» **Set problem**:
Your copy of the material below should match it exactly, except that it holds no pictures.

» **Task data**:
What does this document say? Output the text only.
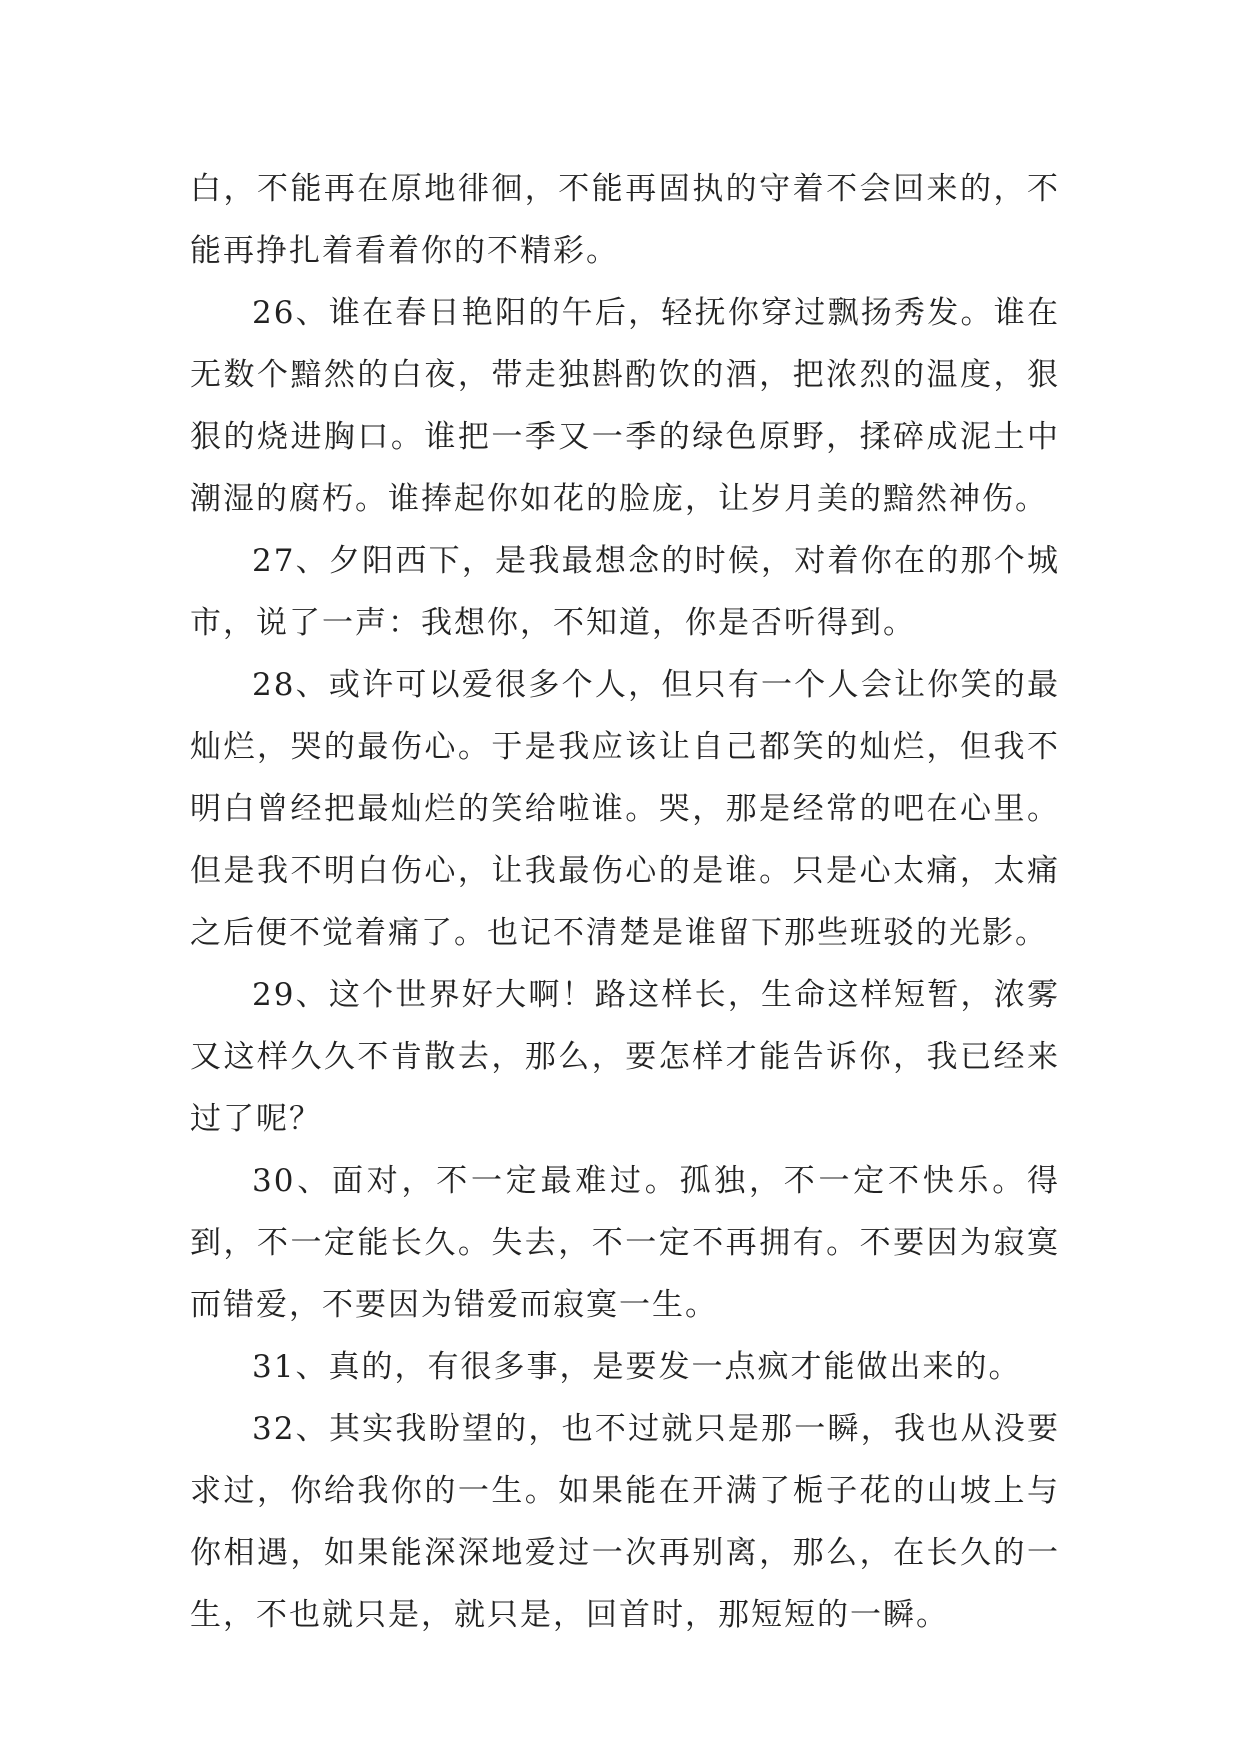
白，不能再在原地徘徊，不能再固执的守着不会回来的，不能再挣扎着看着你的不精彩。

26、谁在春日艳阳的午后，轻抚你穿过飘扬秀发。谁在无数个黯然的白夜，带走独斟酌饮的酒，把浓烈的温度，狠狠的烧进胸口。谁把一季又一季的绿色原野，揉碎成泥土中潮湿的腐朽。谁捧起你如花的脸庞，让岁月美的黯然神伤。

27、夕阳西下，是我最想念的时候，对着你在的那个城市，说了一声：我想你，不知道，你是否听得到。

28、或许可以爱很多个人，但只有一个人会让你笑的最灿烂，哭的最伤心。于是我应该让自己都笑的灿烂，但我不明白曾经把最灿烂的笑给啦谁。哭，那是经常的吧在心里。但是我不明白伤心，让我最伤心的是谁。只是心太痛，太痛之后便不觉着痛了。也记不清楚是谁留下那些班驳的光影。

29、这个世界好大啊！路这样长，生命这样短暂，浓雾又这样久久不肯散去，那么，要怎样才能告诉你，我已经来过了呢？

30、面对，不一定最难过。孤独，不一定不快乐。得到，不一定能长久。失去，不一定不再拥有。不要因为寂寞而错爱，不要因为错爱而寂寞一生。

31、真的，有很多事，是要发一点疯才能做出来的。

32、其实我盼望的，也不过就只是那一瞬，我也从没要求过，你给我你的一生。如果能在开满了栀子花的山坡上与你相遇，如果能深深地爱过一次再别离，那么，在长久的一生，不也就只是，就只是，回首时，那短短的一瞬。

» **Expected output**:
What does this document say? Output the text only.
白，不能再在原地徘徊，不能再固执的守着不会回来的，不能再挣扎着看着你的不精彩。

26、谁在春日艳阳的午后，轻抚你穿过飘扬秀发。谁在无数个黯然的白夜，带走独斟酌饮的酒，把浓烈的温度，狠狠的烧进胸口。谁把一季又一季的绿色原野，揉碎成泥土中潮湿的腐朽。谁捧起你如花的脸庞，让岁月美的黯然神伤。

27、夕阳西下，是我最想念的时候，对着你在的那个城市，说了一声：我想你，不知道，你是否听得到。

28、或许可以爱很多个人，但只有一个人会让你笑的最灿烂，哭的最伤心。于是我应该让自己都笑的灿烂，但我不明白曾经把最灿烂的笑给啦谁。哭，那是经常的吧在心里。但是我不明白伤心，让我最伤心的是谁。只是心太痛，太痛之后便不觉着痛了。也记不清楚是谁留下那些班驳的光影。

29、这个世界好大啊！路这样长，生命这样短暂，浓雾又这样久久不肯散去，那么，要怎样才能告诉你，我已经来过了呢？

30、面对，不一定最难过。孤独，不一定不快乐。得到，不一定能长久。失去，不一定不再拥有。不要因为寂寞而错爱，不要因为错爱而寂寞一生。

31、真的，有很多事，是要发一点疯才能做出来的。

32、其实我盼望的，也不过就只是那一瞬，我也从没要求过，你给我你的一生。如果能在开满了栀子花的山坡上与你相遇，如果能深深地爱过一次再别离，那么，在长久的一生，不也就只是，就只是，回首时，那短短的一瞬。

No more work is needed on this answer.